Begin Data section

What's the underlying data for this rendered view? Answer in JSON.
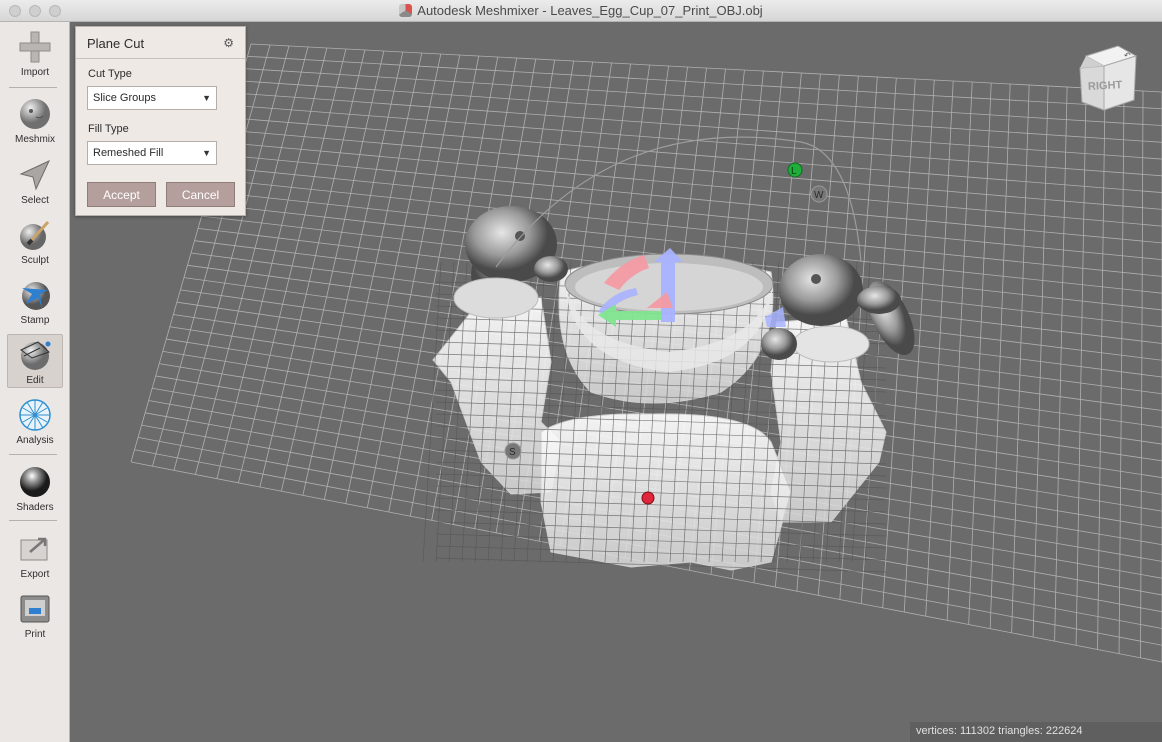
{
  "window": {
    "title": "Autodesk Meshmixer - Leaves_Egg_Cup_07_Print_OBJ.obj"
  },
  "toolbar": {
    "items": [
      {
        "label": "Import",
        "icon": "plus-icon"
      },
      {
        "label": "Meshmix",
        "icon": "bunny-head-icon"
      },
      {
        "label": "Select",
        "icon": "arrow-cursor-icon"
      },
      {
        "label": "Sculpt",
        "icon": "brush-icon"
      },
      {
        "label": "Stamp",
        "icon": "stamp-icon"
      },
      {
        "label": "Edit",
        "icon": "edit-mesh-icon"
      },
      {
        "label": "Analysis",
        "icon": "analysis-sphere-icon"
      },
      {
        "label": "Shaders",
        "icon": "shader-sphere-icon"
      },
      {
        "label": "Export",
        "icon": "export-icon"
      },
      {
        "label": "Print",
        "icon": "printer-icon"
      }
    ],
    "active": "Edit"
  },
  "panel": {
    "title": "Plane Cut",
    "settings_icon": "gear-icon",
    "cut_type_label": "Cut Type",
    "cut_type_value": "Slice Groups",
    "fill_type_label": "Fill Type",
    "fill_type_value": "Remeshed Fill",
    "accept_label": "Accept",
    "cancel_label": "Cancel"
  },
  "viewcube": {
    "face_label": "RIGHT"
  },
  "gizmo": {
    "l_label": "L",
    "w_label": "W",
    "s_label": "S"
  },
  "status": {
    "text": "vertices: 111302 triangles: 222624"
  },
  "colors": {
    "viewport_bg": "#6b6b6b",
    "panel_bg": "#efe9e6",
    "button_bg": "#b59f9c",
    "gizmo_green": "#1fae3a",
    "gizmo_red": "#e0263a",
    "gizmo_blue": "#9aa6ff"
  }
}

End Data section

◆ Task requirements: Except for the pictures, copy the material above exactly.

◆ Correct answer:
What's the underlying data for this rendered view? Answer in JSON.
{
  "window": {
    "title": "Autodesk Meshmixer - Leaves_Egg_Cup_07_Print_OBJ.obj"
  },
  "toolbar": {
    "items": [
      {
        "label": "Import",
        "icon": "plus-icon"
      },
      {
        "label": "Meshmix",
        "icon": "bunny-head-icon"
      },
      {
        "label": "Select",
        "icon": "arrow-cursor-icon"
      },
      {
        "label": "Sculpt",
        "icon": "brush-icon"
      },
      {
        "label": "Stamp",
        "icon": "stamp-icon"
      },
      {
        "label": "Edit",
        "icon": "edit-mesh-icon"
      },
      {
        "label": "Analysis",
        "icon": "analysis-sphere-icon"
      },
      {
        "label": "Shaders",
        "icon": "shader-sphere-icon"
      },
      {
        "label": "Export",
        "icon": "export-icon"
      },
      {
        "label": "Print",
        "icon": "printer-icon"
      }
    ],
    "active": "Edit"
  },
  "panel": {
    "title": "Plane Cut",
    "settings_icon": "gear-icon",
    "cut_type_label": "Cut Type",
    "cut_type_value": "Slice Groups",
    "fill_type_label": "Fill Type",
    "fill_type_value": "Remeshed Fill",
    "accept_label": "Accept",
    "cancel_label": "Cancel"
  },
  "viewcube": {
    "face_label": "RIGHT"
  },
  "gizmo": {
    "l_label": "L",
    "w_label": "W",
    "s_label": "S"
  },
  "status": {
    "text": "vertices: 111302 triangles: 222624"
  },
  "colors": {
    "viewport_bg": "#6b6b6b",
    "panel_bg": "#efe9e6",
    "button_bg": "#b59f9c",
    "gizmo_green": "#1fae3a",
    "gizmo_red": "#e0263a",
    "gizmo_blue": "#9aa6ff"
  }
}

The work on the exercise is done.